Input data:
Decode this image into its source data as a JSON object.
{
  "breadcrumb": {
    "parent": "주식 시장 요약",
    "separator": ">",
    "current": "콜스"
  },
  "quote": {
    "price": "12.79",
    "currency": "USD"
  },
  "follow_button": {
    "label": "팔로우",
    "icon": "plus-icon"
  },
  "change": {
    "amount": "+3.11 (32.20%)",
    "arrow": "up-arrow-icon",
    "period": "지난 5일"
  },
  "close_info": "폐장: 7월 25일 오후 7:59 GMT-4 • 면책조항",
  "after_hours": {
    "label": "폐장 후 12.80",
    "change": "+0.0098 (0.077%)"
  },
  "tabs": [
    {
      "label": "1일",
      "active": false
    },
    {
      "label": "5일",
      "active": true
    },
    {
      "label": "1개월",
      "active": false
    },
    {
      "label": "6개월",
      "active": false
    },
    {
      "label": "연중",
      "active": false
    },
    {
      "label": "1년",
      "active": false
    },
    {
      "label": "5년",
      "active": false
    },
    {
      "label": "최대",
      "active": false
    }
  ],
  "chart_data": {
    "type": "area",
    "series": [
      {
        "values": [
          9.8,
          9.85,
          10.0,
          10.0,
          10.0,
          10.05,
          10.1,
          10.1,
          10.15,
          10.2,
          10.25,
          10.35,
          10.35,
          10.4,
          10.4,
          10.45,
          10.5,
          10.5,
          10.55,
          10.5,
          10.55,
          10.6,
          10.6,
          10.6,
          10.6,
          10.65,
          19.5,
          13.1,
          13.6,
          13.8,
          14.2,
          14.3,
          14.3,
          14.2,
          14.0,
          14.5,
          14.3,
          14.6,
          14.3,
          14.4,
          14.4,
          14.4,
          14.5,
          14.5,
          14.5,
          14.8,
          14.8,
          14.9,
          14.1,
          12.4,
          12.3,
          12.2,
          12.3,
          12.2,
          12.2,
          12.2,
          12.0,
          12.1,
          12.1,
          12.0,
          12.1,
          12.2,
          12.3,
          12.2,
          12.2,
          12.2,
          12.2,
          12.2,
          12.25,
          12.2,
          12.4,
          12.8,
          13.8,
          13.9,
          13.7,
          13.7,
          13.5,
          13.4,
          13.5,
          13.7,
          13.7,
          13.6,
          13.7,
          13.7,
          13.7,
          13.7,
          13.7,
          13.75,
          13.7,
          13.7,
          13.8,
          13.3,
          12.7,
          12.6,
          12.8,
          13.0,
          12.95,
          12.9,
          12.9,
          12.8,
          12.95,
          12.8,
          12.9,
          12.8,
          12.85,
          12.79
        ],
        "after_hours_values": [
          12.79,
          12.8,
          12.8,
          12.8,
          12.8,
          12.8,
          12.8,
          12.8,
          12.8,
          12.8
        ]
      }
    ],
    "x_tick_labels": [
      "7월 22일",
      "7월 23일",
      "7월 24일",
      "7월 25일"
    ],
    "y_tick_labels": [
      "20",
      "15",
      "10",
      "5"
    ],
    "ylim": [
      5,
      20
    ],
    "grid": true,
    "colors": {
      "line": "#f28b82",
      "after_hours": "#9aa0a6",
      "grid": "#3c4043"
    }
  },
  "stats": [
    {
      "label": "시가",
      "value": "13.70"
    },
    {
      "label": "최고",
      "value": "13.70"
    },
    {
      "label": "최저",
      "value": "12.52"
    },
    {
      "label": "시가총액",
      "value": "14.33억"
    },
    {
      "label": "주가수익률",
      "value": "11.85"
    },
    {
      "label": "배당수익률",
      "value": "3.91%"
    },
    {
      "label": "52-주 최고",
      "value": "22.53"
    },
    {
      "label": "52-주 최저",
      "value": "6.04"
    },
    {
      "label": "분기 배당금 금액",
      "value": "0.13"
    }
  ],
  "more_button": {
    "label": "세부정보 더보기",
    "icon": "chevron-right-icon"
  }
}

What you should do: From the records above, extract everything verbatim.

Finished exercise:
Decode this image into its source data as a JSON object.
{
  "breadcrumb": {
    "parent": "주식 시장 요약",
    "separator": ">",
    "current": "콜스"
  },
  "quote": {
    "price": "12.79",
    "currency": "USD"
  },
  "follow_button": {
    "label": "팔로우",
    "icon": "plus-icon"
  },
  "change": {
    "amount": "+3.11 (32.20%)",
    "arrow": "up-arrow-icon",
    "period": "지난 5일"
  },
  "close_info": "폐장: 7월 25일 오후 7:59 GMT-4 • 면책조항",
  "after_hours": {
    "label": "폐장 후 12.80",
    "change": "+0.0098 (0.077%)"
  },
  "tabs": [
    {
      "label": "1일",
      "active": false
    },
    {
      "label": "5일",
      "active": true
    },
    {
      "label": "1개월",
      "active": false
    },
    {
      "label": "6개월",
      "active": false
    },
    {
      "label": "연중",
      "active": false
    },
    {
      "label": "1년",
      "active": false
    },
    {
      "label": "5년",
      "active": false
    },
    {
      "label": "최대",
      "active": false
    }
  ],
  "chart_data": {
    "type": "area",
    "series": [
      {
        "values": [
          9.8,
          9.85,
          10.0,
          10.0,
          10.0,
          10.05,
          10.1,
          10.1,
          10.15,
          10.2,
          10.25,
          10.35,
          10.35,
          10.4,
          10.4,
          10.45,
          10.5,
          10.5,
          10.55,
          10.5,
          10.55,
          10.6,
          10.6,
          10.6,
          10.6,
          10.65,
          19.5,
          13.1,
          13.6,
          13.8,
          14.2,
          14.3,
          14.3,
          14.2,
          14.0,
          14.5,
          14.3,
          14.6,
          14.3,
          14.4,
          14.4,
          14.4,
          14.5,
          14.5,
          14.5,
          14.8,
          14.8,
          14.9,
          14.1,
          12.4,
          12.3,
          12.2,
          12.3,
          12.2,
          12.2,
          12.2,
          12.0,
          12.1,
          12.1,
          12.0,
          12.1,
          12.2,
          12.3,
          12.2,
          12.2,
          12.2,
          12.2,
          12.2,
          12.25,
          12.2,
          12.4,
          12.8,
          13.8,
          13.9,
          13.7,
          13.7,
          13.5,
          13.4,
          13.5,
          13.7,
          13.7,
          13.6,
          13.7,
          13.7,
          13.7,
          13.7,
          13.7,
          13.75,
          13.7,
          13.7,
          13.8,
          13.3,
          12.7,
          12.6,
          12.8,
          13.0,
          12.95,
          12.9,
          12.9,
          12.8,
          12.95,
          12.8,
          12.9,
          12.8,
          12.85,
          12.79
        ],
        "after_hours_values": [
          12.79,
          12.8,
          12.8,
          12.8,
          12.8,
          12.8,
          12.8,
          12.8,
          12.8,
          12.8
        ]
      }
    ],
    "x_tick_labels": [
      "7월 22일",
      "7월 23일",
      "7월 24일",
      "7월 25일"
    ],
    "y_tick_labels": [
      "20",
      "15",
      "10",
      "5"
    ],
    "ylim": [
      5,
      20
    ],
    "grid": true,
    "colors": {
      "line": "#f28b82",
      "after_hours": "#9aa0a6",
      "grid": "#3c4043"
    }
  },
  "stats": [
    {
      "label": "시가",
      "value": "13.70"
    },
    {
      "label": "최고",
      "value": "13.70"
    },
    {
      "label": "최저",
      "value": "12.52"
    },
    {
      "label": "시가총액",
      "value": "14.33억"
    },
    {
      "label": "주가수익률",
      "value": "11.85"
    },
    {
      "label": "배당수익률",
      "value": "3.91%"
    },
    {
      "label": "52-주 최고",
      "value": "22.53"
    },
    {
      "label": "52-주 최저",
      "value": "6.04"
    },
    {
      "label": "분기 배당금 금액",
      "value": "0.13"
    }
  ],
  "more_button": {
    "label": "세부정보 더보기",
    "icon": "chevron-right-icon"
  }
}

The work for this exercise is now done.